▶ [ARBEITSANWEISUNG]:
Beantworte die folgenden Fragen mithilfe des Textes über Kurzarbeit.
1. Welche Stelle zahlt das konjunkturelle Kurzarbeitergeld?
2. Aus welchen drei Grundlagen kann sich die Berechtigung ergeben, Kurzarbeit anzuordnen?
3. Nach welcher Vorschrift des Betriebsverfassungsgesetzes kommt eine Betriebsvereinbarung zur Regelung der Kurzarbeit in Betracht?

▶ [TEXTAUSZUG]:
Ratgeber

Kurzarbeit und Kurzarbeitergeld: Was sagt das Arbeitsrecht?

Für vorrübergehende Verringerungen des Arbeitsvolumens gibt es die Kurzarbeit: Unter bestimmten Voraussetzungen kann die Arbeitszeit reduziert und der entstehende Entgeltausfall teilweise durch Kurzarbeitergeld ausgeglichen werden. So wird die Weiterbeschäftigung von Arbeitnehmerinnen und Arbeitnehmern ermöglicht und Entlassungen werden vermieden.

Inhalt

Was ist Kurzarbeit?

Unter Kurzarbeit wird allgemein eine vorübergehende Verkürzung der betriebsüblichen Arbeitszeit verstanden. Mit der Verkürzung der Arbeitszeit reduziert sich auch die vom Arbeitgeber an den Arbeitnehmer zu zahlende Vergütung. Um den Lohnverlust des Arbeitnehmers auszugleichen, gibt es das konjunkturelle Kurzabeitergeld (Kug), das von der Agentur für Arbeit gezahlt wird. Die Auszahlung des Kug ist an bestimmte Voraussetzungen geknüpft, deren Vorliegen im Vorfeld geprüft werden sollte.

Wie kann Kurzarbeit im Betrieb eingeführt werden?

Für die Einführung von Kurzarbeit sind rechtlich zwei Ebenen zu betrachten:

  • Reduzierung der Arbeitszeit (vorübergehende Änderung des Umfangs der Arbeitspflicht)
  • Bezug von Kurzarbeitergeld (Erfüllung der gesetzlichen Voraussetzungen).

Zum einen muss mit jedem einzelnen betroffenen Arbeitnehmer eine Reduzierung der Arbeitszeit herbeigeführt werden. Achtung: Der Arbeitgeber ist nicht ohne Weiteres berechtigt, einseitig Kurzarbeit anzuordnen. Hierfür wird eine Grundlage benötigt, die sich ergeben kann aus

  • Tarifvertrag
  • Betriebsvereinbarung
  • einzelvertraglicher Vereinbarung.

Viele Tarifverträge enthalten Regelungen zur Kurzarbeit. Im Geltungsbereich eines solchen Tarifvertrages kann bei unter dem im Tarifvertrag benannten Voraussetzungen Kurzarbeit angeordnet werden.

Wenn ein Betriebsrat vorhanden ist, kommt auch eine Betriebsvereinbarung nach § 87 Abs. 1 Nr. 3 Betriebsverfassungsgesetz (BetrVG) zur Regelung der Kurzarbeit in Betracht.

Wenn weder Tarifvertrag noch Betriebsvereinbarung einschlägig sind, kann die Kurzarbeit auch vertraglich mit dem einzelnen Arbeitnehmer vereinbart werden. Hier kommen grundsätzlich zwei verschiedene Konstruktionen in Betracht:

Vorbehalt im Arbeitsvertrag: Bereits im Arbeitsvertrag kann eine Klausel vereinbart werden, die den Arbeitgeber berechtigt, unter bestimmten Voraussetzungen einseitig Kurzarbeit anzuordnen.

▶ [BEREITGESTELLTE ANGABEN]:
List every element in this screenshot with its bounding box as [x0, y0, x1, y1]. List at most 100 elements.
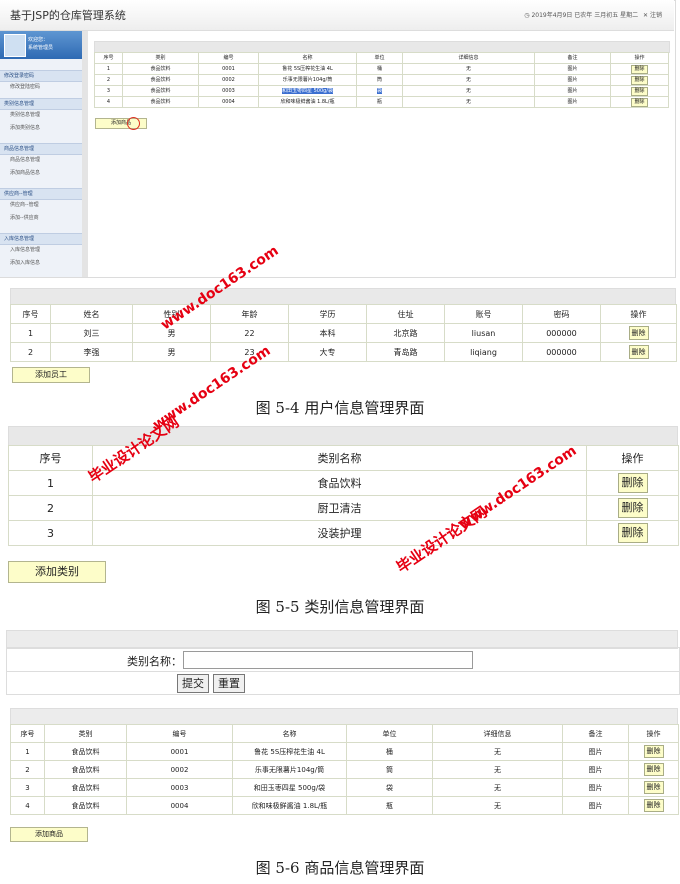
delete-button[interactable]: 删除 — [631, 98, 648, 107]
table-row: 4 食品饮料 0004 欣和味极鲜酱油 1.8L/瓶 瓶 无 图片 删除 — [94, 96, 669, 108]
cell: 乐事无限薯片104g/筒 — [232, 760, 347, 779]
sidebar-item-goods-manage[interactable]: 商品信息管理 — [0, 155, 82, 165]
col-header: 备注 — [534, 52, 611, 64]
delete-button[interactable]: 删除 — [628, 345, 649, 359]
cell: 无 — [402, 96, 535, 108]
col-header: 年龄 — [210, 304, 289, 324]
add-employee-button[interactable]: 添加员工 — [12, 367, 90, 383]
sidebar-group-category[interactable]: 类别信息管理 — [0, 98, 82, 110]
sidebar-item-stock-in-manage[interactable]: 入库信息管理 — [0, 245, 82, 255]
sidebar-toggle-bar[interactable] — [82, 31, 88, 277]
sidebar-group-goods[interactable]: 商品信息管理 — [0, 143, 82, 155]
cell: 000000 — [522, 323, 601, 343]
reset-button[interactable]: 重置 — [213, 674, 245, 693]
cell: 4 — [10, 796, 45, 815]
cell: 0001 — [126, 742, 233, 761]
col-header: 序号 — [8, 445, 93, 471]
cell: 鲁花 5S压榨花生油 4L — [232, 742, 347, 761]
add-category-button[interactable]: 添加类别 — [8, 561, 106, 583]
table-row: 3 没装护理 删除 — [8, 520, 679, 546]
action-cell: 删除 — [600, 323, 677, 343]
goods-table-large: 序号 类别 编号 名称 单位 详细信息 备注 操作 1 食品饮料 0001 鲁花… — [10, 724, 679, 815]
delete-button[interactable]: 删除 — [617, 473, 648, 493]
cell: 刘三 — [50, 323, 133, 343]
welcome-text: 欢迎您： — [28, 37, 49, 43]
selected-text: 袋 — [376, 88, 382, 94]
action-cell: 删除 — [586, 495, 679, 521]
action-cell: 删除 — [610, 74, 669, 86]
col-header: 类别 — [122, 52, 199, 64]
cell: 1 — [10, 742, 45, 761]
sidebar-item-supplier-add[interactable]: 添加--供应商 — [0, 213, 82, 223]
col-header: 账号 — [444, 304, 523, 324]
delete-button[interactable]: 删除 — [631, 87, 648, 96]
cell: 无 — [432, 760, 563, 779]
cell: 2 — [10, 342, 51, 362]
cell: 图片 — [562, 778, 629, 797]
delete-button[interactable]: 删除 — [617, 523, 648, 543]
cell: 0003 — [126, 778, 233, 797]
col-header: 操作 — [600, 304, 677, 324]
add-goods-button[interactable]: 添加商品 — [10, 827, 88, 842]
delete-button[interactable]: 删除 — [643, 745, 664, 758]
delete-button[interactable]: 删除 — [628, 326, 649, 340]
sidebar-group-supplier[interactable]: 供应商--管理 — [0, 188, 82, 200]
category-form: 类别名称： 提交 重置 — [6, 647, 680, 695]
col-header: 名称 — [232, 724, 347, 743]
action-cell: 删除 — [586, 520, 679, 546]
cell: 大专 — [288, 342, 367, 362]
cell: 000000 — [522, 342, 601, 362]
sidebar-group-password[interactable]: 修改登录密码 — [0, 70, 82, 82]
table-row: 3 食品饮料 0003 和田玉枣四星 500g/袋 袋 无 图片 删除 — [94, 85, 669, 97]
category-name-input[interactable] — [183, 651, 473, 669]
delete-button[interactable]: 删除 — [631, 76, 648, 85]
cell: 男 — [132, 342, 211, 362]
table-header-row: 序号 类别 编号 名称 单位 详细信息 备注 操作 — [10, 724, 679, 743]
cell: 无 — [402, 74, 535, 86]
cell: 桶 — [356, 63, 403, 75]
sidebar-item-category-add[interactable]: 添加类别信息 — [0, 123, 82, 133]
cell: 无 — [432, 778, 563, 797]
submit-button[interactable]: 提交 — [177, 674, 209, 693]
cell: 食品饮料 — [44, 796, 127, 815]
delete-button[interactable]: 删除 — [617, 498, 648, 518]
col-header: 序号 — [10, 304, 51, 324]
sidebar-item-supplier-manage[interactable]: 供应商--管理 — [0, 200, 82, 210]
cell: 食品饮料 — [122, 63, 199, 75]
cell: 无 — [432, 742, 563, 761]
sidebar-item-goods-add[interactable]: 添加商品信息 — [0, 168, 82, 178]
close-icon[interactable]: ✕ — [643, 12, 648, 19]
col-header: 名称 — [258, 52, 357, 64]
delete-button[interactable]: 删除 — [643, 781, 664, 794]
cell: 0001 — [198, 63, 259, 75]
logout-link[interactable]: 注销 — [650, 12, 662, 19]
table-row: 4 食品饮料 0004 欣和味极鲜酱油 1.8L/瓶 瓶 无 图片 删除 — [10, 796, 679, 815]
cell: 2 — [94, 74, 123, 86]
action-cell: 删除 — [628, 760, 679, 779]
sidebar-item-change-password[interactable]: 修改登陆密码 — [0, 82, 82, 92]
cell: 图片 — [562, 742, 629, 761]
delete-button[interactable]: 删除 — [643, 763, 664, 776]
cell: 袋 — [356, 85, 403, 97]
cell: 欣和味极鲜酱油 1.8L/瓶 — [232, 796, 347, 815]
user-box: 欢迎您： 系统管理员 — [0, 31, 82, 59]
cell: 欣和味极鲜酱油 1.8L/瓶 — [258, 96, 357, 108]
sidebar-group-stock-in[interactable]: 入库信息管理 — [0, 233, 82, 245]
action-cell: 删除 — [628, 742, 679, 761]
delete-button[interactable]: 删除 — [643, 799, 664, 812]
cell: 没装护理 — [92, 520, 587, 546]
delete-button[interactable]: 删除 — [631, 65, 648, 74]
action-cell: 删除 — [600, 342, 677, 362]
cell: 无 — [402, 85, 535, 97]
sidebar-item-category-manage[interactable]: 类别信息管理 — [0, 110, 82, 120]
cell: liqiang — [444, 342, 523, 362]
cell: 青岛路 — [366, 342, 445, 362]
sidebar-item-stock-in-add[interactable]: 添加入库信息 — [0, 258, 82, 268]
cell: 图片 — [534, 85, 611, 97]
cell: 食品饮料 — [122, 74, 199, 86]
cell: 瓶 — [356, 96, 403, 108]
figure-caption: 图 5-6 商品信息管理界面 — [255, 859, 425, 877]
cell: 食品饮料 — [44, 760, 127, 779]
cell: 图片 — [562, 796, 629, 815]
figure-caption: 图 5-4 用户信息管理界面 — [255, 399, 425, 417]
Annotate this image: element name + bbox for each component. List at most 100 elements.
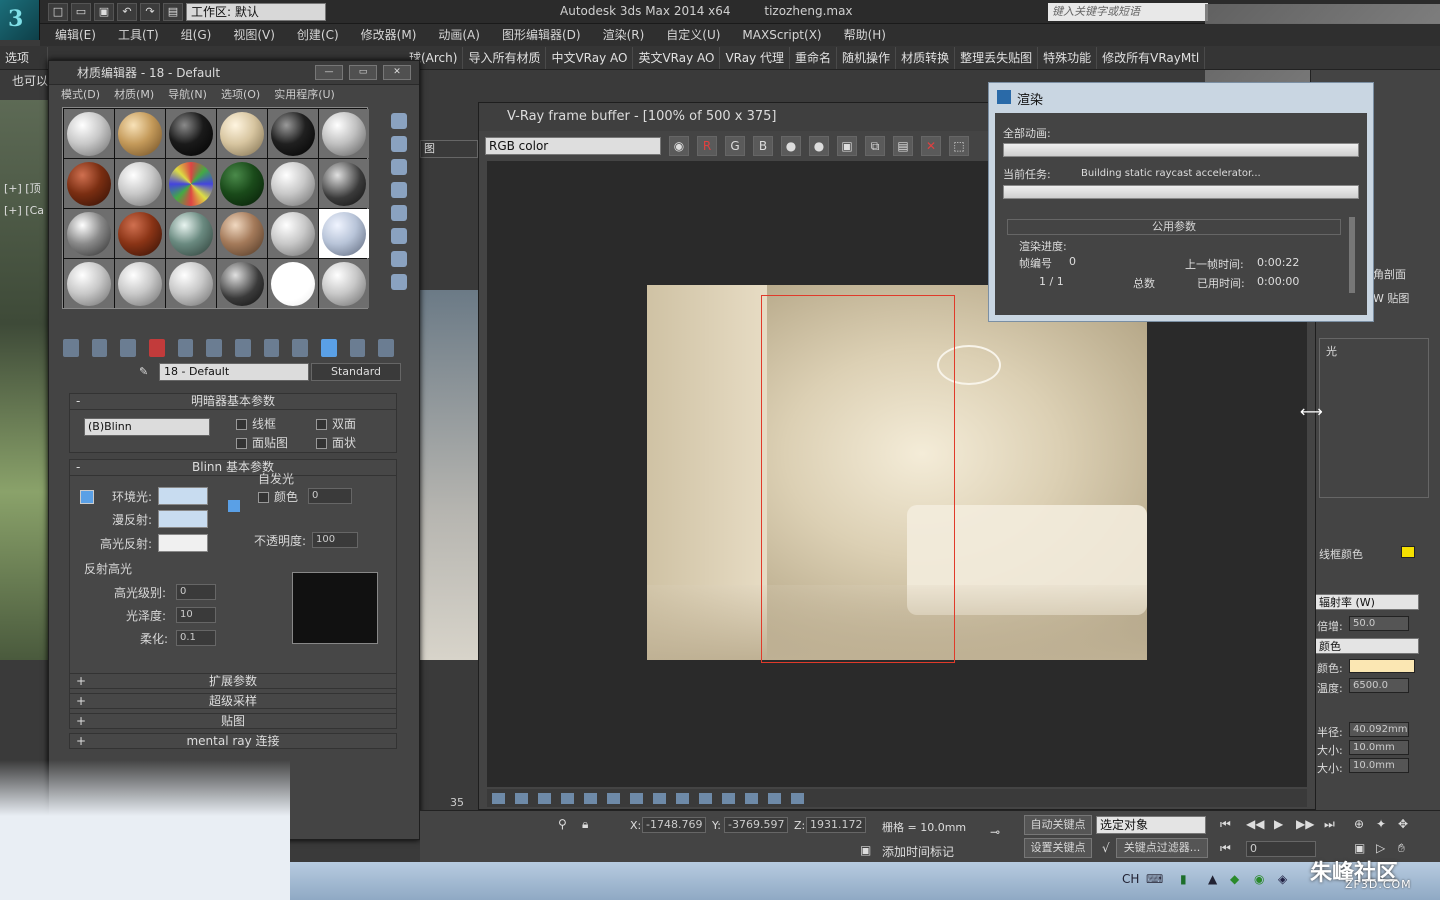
open-folder-icon[interactable]: ▤ bbox=[893, 136, 913, 156]
material-slot[interactable] bbox=[319, 209, 369, 258]
menu-edit[interactable]: 编辑(E) bbox=[44, 24, 107, 46]
select-by-material-icon[interactable] bbox=[391, 274, 407, 290]
channel-dropdown[interactable]: RGB color bbox=[485, 137, 661, 155]
show-map-icon[interactable] bbox=[292, 339, 309, 357]
plugin-random[interactable]: 随机操作 bbox=[837, 46, 897, 69]
material-slot[interactable] bbox=[268, 159, 318, 208]
material-slot[interactable] bbox=[217, 159, 267, 208]
glossiness-spinner[interactable]: 10 bbox=[176, 607, 216, 623]
plugin-options[interactable]: 选项 bbox=[0, 46, 48, 69]
menu-animation[interactable]: 动画(A) bbox=[427, 24, 491, 46]
mono-icon[interactable]: ● bbox=[809, 136, 829, 156]
region-render-icon[interactable]: ⬚ bbox=[949, 136, 969, 156]
save-image-icon[interactable]: ▣ bbox=[837, 136, 857, 156]
video-color-icon[interactable] bbox=[391, 205, 407, 221]
prev-frame-icon[interactable]: ◀◀ bbox=[1246, 817, 1264, 831]
vfb-tool-13-icon[interactable] bbox=[768, 792, 781, 804]
shader-type-dropdown[interactable]: (B)Blinn bbox=[84, 418, 210, 436]
green-channel-button[interactable]: G bbox=[725, 136, 745, 156]
walk-icon[interactable]: ▷ bbox=[1376, 841, 1385, 855]
vfb-tool-5-icon[interactable] bbox=[584, 792, 597, 804]
goto-end-icon[interactable]: ⏭ bbox=[1324, 817, 1335, 832]
material-slot[interactable] bbox=[115, 259, 165, 308]
key-mode-icon[interactable]: ⊸ bbox=[990, 825, 1000, 839]
color-picker-icon[interactable]: ◉ bbox=[669, 136, 689, 156]
two-sided-checkbox[interactable]: 双面 bbox=[316, 415, 356, 432]
wire-checkbox[interactable]: 线框 bbox=[236, 415, 276, 432]
hand-icon[interactable]: ✋︎ bbox=[1398, 841, 1405, 856]
material-slot[interactable] bbox=[268, 209, 318, 258]
current-frame-field[interactable]: 0 bbox=[1246, 841, 1316, 857]
auto-key-button[interactable]: 自动关键点 bbox=[1024, 815, 1092, 835]
me-menu-utilities[interactable]: 实用程序(U) bbox=[274, 85, 335, 105]
tray-app-2-icon[interactable]: ◉ bbox=[1254, 872, 1264, 886]
make-preview-icon[interactable] bbox=[391, 228, 407, 244]
play-icon[interactable]: ▶ bbox=[1274, 817, 1283, 831]
material-slot[interactable] bbox=[166, 159, 216, 208]
viewport-center-strip[interactable] bbox=[420, 290, 480, 660]
vfb-tool-11-icon[interactable] bbox=[722, 792, 735, 804]
ime-indicator[interactable]: CH bbox=[1122, 872, 1139, 886]
blinn-rollout-header[interactable]: - Blinn 基本参数 bbox=[70, 460, 396, 476]
material-slot[interactable] bbox=[166, 259, 216, 308]
delete-icon[interactable] bbox=[149, 339, 165, 357]
copy-material-icon[interactable] bbox=[177, 339, 194, 357]
self-illum-color-checkbox[interactable]: 颜色 bbox=[258, 488, 298, 505]
tray-app-1-icon[interactable]: ◆ bbox=[1230, 872, 1239, 886]
material-slot[interactable] bbox=[166, 209, 216, 258]
specular-swatch[interactable] bbox=[158, 534, 208, 552]
me-menu-options[interactable]: 选项(O) bbox=[221, 85, 260, 105]
me-menu-modes[interactable]: 模式(D) bbox=[61, 85, 100, 105]
temperature-field[interactable]: 6500.0 bbox=[1349, 678, 1409, 693]
menu-views[interactable]: 视图(V) bbox=[222, 24, 286, 46]
viewport-label-top[interactable]: [+] [顶 bbox=[4, 180, 41, 196]
tray-app-3-icon[interactable]: ◈ bbox=[1278, 872, 1287, 886]
viewport-left[interactable]: [+] [顶 [+] [Ca bbox=[0, 100, 50, 660]
multiplier-field[interactable]: 50.0 bbox=[1349, 616, 1409, 631]
collapse-icon[interactable]: - bbox=[76, 460, 80, 475]
key-icon[interactable]: ⚲ bbox=[558, 817, 567, 831]
material-slot[interactable] bbox=[268, 259, 318, 308]
faceted-checkbox[interactable]: 面状 bbox=[316, 434, 356, 451]
face-map-checkbox[interactable]: 面贴图 bbox=[236, 434, 288, 451]
clone-vfb-icon[interactable]: ⧉ bbox=[865, 136, 885, 156]
menu-rendering[interactable]: 渲染(R) bbox=[592, 24, 656, 46]
material-id-icon[interactable] bbox=[263, 339, 280, 357]
assign-material-icon[interactable] bbox=[120, 339, 137, 357]
shader-rollout-header[interactable]: - 明暗器基本参数 bbox=[70, 394, 396, 410]
vfb-tool-6-icon[interactable] bbox=[607, 792, 620, 804]
supersampling-rollout[interactable]: + 超级采样 bbox=[69, 693, 397, 709]
menu-customize[interactable]: 自定义(U) bbox=[655, 24, 731, 46]
material-slot[interactable] bbox=[64, 259, 114, 308]
save-file-icon[interactable]: ▣ bbox=[94, 2, 114, 21]
project-folder-icon[interactable]: ▤ bbox=[163, 2, 183, 21]
material-slot[interactable] bbox=[115, 209, 165, 258]
time-tag-icon[interactable]: ▣ bbox=[860, 843, 871, 857]
eyedropper-icon[interactable]: ✎ bbox=[139, 365, 148, 378]
opacity-spinner[interactable]: 100 bbox=[312, 532, 358, 548]
x-coord-field[interactable]: -1748.769 bbox=[642, 817, 706, 833]
menu-modifiers[interactable]: 修改器(M) bbox=[350, 24, 428, 46]
search-input[interactable]: 键入关键字或短语 bbox=[1048, 3, 1208, 21]
extended-params-rollout[interactable]: + 扩展参数 bbox=[69, 673, 397, 689]
mental-ray-rollout[interactable]: + mental ray 连接 bbox=[69, 733, 397, 749]
material-slot[interactable] bbox=[166, 109, 216, 158]
vfb-tool-1-icon[interactable] bbox=[492, 792, 505, 804]
soften-spinner[interactable]: 0.1 bbox=[176, 630, 216, 646]
plugin-special[interactable]: 特殊功能 bbox=[1038, 46, 1098, 69]
plugin-material-convert[interactable]: 材质转换 bbox=[896, 46, 956, 69]
material-slot[interactable] bbox=[64, 159, 114, 208]
vfb-tool-9-icon[interactable] bbox=[676, 792, 689, 804]
self-illum-spinner[interactable]: 0 bbox=[308, 488, 352, 504]
vfb-tool-10-icon[interactable] bbox=[699, 792, 712, 804]
render-region-box[interactable] bbox=[761, 295, 955, 663]
material-editor-titlebar[interactable]: 材质编辑器 - 18 - Default — ▭ ✕ bbox=[49, 61, 419, 85]
pan-icon[interactable]: ✥ bbox=[1398, 817, 1408, 831]
spec-level-spinner[interactable]: 0 bbox=[176, 584, 216, 600]
make-unique-icon[interactable] bbox=[206, 339, 223, 357]
uv-tiling-icon[interactable] bbox=[391, 182, 407, 198]
redo-icon[interactable]: ↷ bbox=[140, 2, 160, 21]
get-material-icon[interactable] bbox=[63, 339, 79, 357]
red-channel-button[interactable]: R bbox=[697, 136, 717, 156]
material-slot[interactable] bbox=[64, 209, 114, 258]
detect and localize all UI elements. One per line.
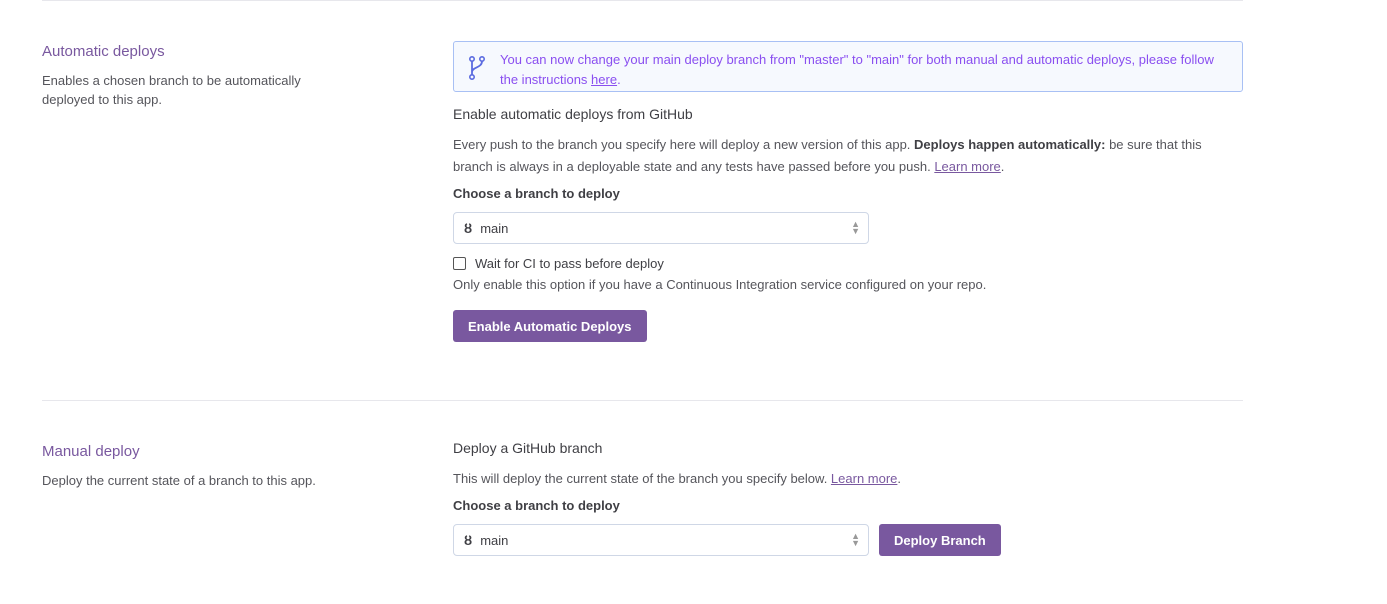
ci-checkbox[interactable] (453, 257, 466, 270)
ci-help: Only enable this option if you have a Co… (453, 277, 987, 292)
top-divider (42, 0, 1243, 1)
automatic-deploys-intro: Automatic deploys Enables a chosen branc… (42, 43, 332, 109)
learn-more-link[interactable]: Learn more (934, 159, 1000, 174)
branch-label: Choose a branch to deploy (453, 186, 620, 201)
section-divider (42, 400, 1243, 401)
deploy-branch-button[interactable]: Deploy Branch (879, 524, 1001, 556)
branch-icon (469, 56, 485, 80)
manual-deploy-description: Deploy the current state of a branch to … (42, 473, 316, 488)
automatic-deploys-title: Automatic deploys (42, 43, 165, 60)
auto-deploy-description: Every push to the branch you specify her… (453, 137, 1202, 174)
info-banner: You can now change your main deploy bran… (453, 41, 1243, 92)
chevron-updown-icon: ▲ ▼ (851, 219, 860, 236)
manual-deploy-title: Manual deploy (42, 443, 140, 460)
banner-here-link[interactable]: here (591, 72, 617, 87)
banner-text: You can now change your main deploy bran… (500, 52, 1214, 87)
enable-automatic-deploys-button[interactable]: Enable Automatic Deploys (453, 310, 647, 342)
branch-icon: ȣ (464, 532, 473, 548)
automatic-deploys-panel: You can now change your main deploy bran… (453, 41, 1243, 342)
branch-label: Choose a branch to deploy (453, 498, 620, 513)
branch-icon: ȣ (464, 220, 473, 236)
learn-more-link[interactable]: Learn more (831, 471, 897, 486)
chevron-updown-icon: ▲ ▼ (851, 531, 860, 548)
manual-deploy-desc: This will deploy the current state of th… (453, 471, 902, 486)
automatic-deploys-description: Enables a chosen branch to be automatica… (42, 73, 301, 107)
ci-label: Wait for CI to pass before deploy (475, 256, 664, 271)
manual-branch-select[interactable]: ȣ main ▲ ▼ (453, 524, 869, 556)
auto-deploy-heading: Enable automatic deploys from GitHub (453, 106, 693, 122)
manual-deploy-heading: Deploy a GitHub branch (453, 440, 603, 456)
auto-branch-select[interactable]: ȣ main ▲ ▼ (453, 212, 869, 244)
manual-deploy-panel: Deploy a GitHub branch This will deploy … (453, 440, 1243, 556)
manual-deploy-intro: Manual deploy Deploy the current state o… (42, 443, 332, 490)
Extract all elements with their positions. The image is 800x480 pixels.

▶ [LÖSUNG]:
1. Die Agentur für Arbeit zahlt das konjunkturelle Kurzarbeitergeld.
2. Die Berechtigung kann sich aus einem Tarifvertrag, einer Betriebsvereinbarung oder einer einzelvertraglichen Vereinbarung ergeben.
3. Eine Betriebsvereinbarung kommt nach § 87 Abs. 1 Nr. 3 Betriebsverfassungsgesetz (BetrVG) in Betracht.